> [To be done] All entries below are to be set down again, identical to the source.

> [Items]
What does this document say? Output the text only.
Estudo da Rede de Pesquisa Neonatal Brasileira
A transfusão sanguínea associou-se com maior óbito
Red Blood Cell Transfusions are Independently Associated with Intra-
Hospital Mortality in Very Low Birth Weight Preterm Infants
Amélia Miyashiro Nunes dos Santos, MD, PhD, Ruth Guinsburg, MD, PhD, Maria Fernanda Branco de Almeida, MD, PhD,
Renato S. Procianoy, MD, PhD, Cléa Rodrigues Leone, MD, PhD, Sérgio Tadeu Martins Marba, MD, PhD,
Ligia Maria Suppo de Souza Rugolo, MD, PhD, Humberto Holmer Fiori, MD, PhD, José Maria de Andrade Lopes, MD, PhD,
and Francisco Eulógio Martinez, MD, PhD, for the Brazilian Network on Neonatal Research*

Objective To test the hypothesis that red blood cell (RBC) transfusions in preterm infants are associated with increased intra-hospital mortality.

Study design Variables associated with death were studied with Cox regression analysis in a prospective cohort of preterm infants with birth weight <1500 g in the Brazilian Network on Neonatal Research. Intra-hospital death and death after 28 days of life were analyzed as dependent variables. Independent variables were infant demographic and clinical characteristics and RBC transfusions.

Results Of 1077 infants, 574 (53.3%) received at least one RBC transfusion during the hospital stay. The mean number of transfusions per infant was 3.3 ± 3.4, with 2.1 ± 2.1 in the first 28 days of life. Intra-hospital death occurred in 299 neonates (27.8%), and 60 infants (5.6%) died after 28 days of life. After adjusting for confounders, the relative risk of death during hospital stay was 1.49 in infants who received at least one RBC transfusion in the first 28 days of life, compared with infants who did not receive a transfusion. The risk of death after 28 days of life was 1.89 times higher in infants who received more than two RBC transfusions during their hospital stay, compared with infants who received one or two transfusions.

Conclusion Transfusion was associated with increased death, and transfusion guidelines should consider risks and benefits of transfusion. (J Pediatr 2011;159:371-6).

> [Exercise output]
What does this document say? Output the text only.
Estudo da Rede de Pesquisa Neonatal Brasileira
A transfusão sanguínea associou-se com maior óbito
Red Blood Cell Transfusions are Independently Associated with Intra-
Hospital Mortality in Very Low Birth Weight Preterm Infants
Amélia Miyashiro Nunes dos Santos, MD, PhD, Ruth Guinsburg, MD, PhD, Maria Fernanda Branco de Almeida, MD, PhD,
Renato S. Procianoy, MD, PhD, Cléa Rodrigues Leone, MD, PhD, Sérgio Tadeu Martins Marba, MD, PhD,
Ligia Maria Suppo de Souza Rugolo, MD, PhD, Humberto Holmer Fiori, MD, PhD, José Maria de Andrade Lopes, MD, PhD,
and Francisco Eulógio Martinez, MD, PhD, for the Brazilian Network on Neonatal Research*

Objective To test the hypothesis that red blood cell (RBC) transfusions in preterm infants are associated with increased intra-hospital mortality.

Study design Variables associated with death were studied with Cox regression analysis in a prospective cohort of preterm infants with birth weight <1500 g in the Brazilian Network on Neonatal Research. Intra-hospital death and death after 28 days of life were analyzed as dependent variables. Independent variables were infant demographic and clinical characteristics and RBC transfusions.

Results Of 1077 infants, 574 (53.3%) received at least one RBC transfusion during the hospital stay. The mean number of transfusions per infant was 3.3 ± 3.4, with 2.1 ± 2.1 in the first 28 days of life. Intra-hospital death occurred in 299 neonates (27.8%), and 60 infants (5.6%) died after 28 days of life. After adjusting for confounders, the relative risk of death during hospital stay was 1.49 in infants who received at least one RBC transfusion in the first 28 days of life, compared with infants who did not receive a transfusion. The risk of death after 28 days of life was 1.89 times higher in infants who received more than two RBC transfusions during their hospital stay, compared with infants who received one or two transfusions.

Conclusion Transfusion was associated with increased death, and transfusion guidelines should consider risks and benefits of transfusion. (J Pediatr 2011;159:371-6).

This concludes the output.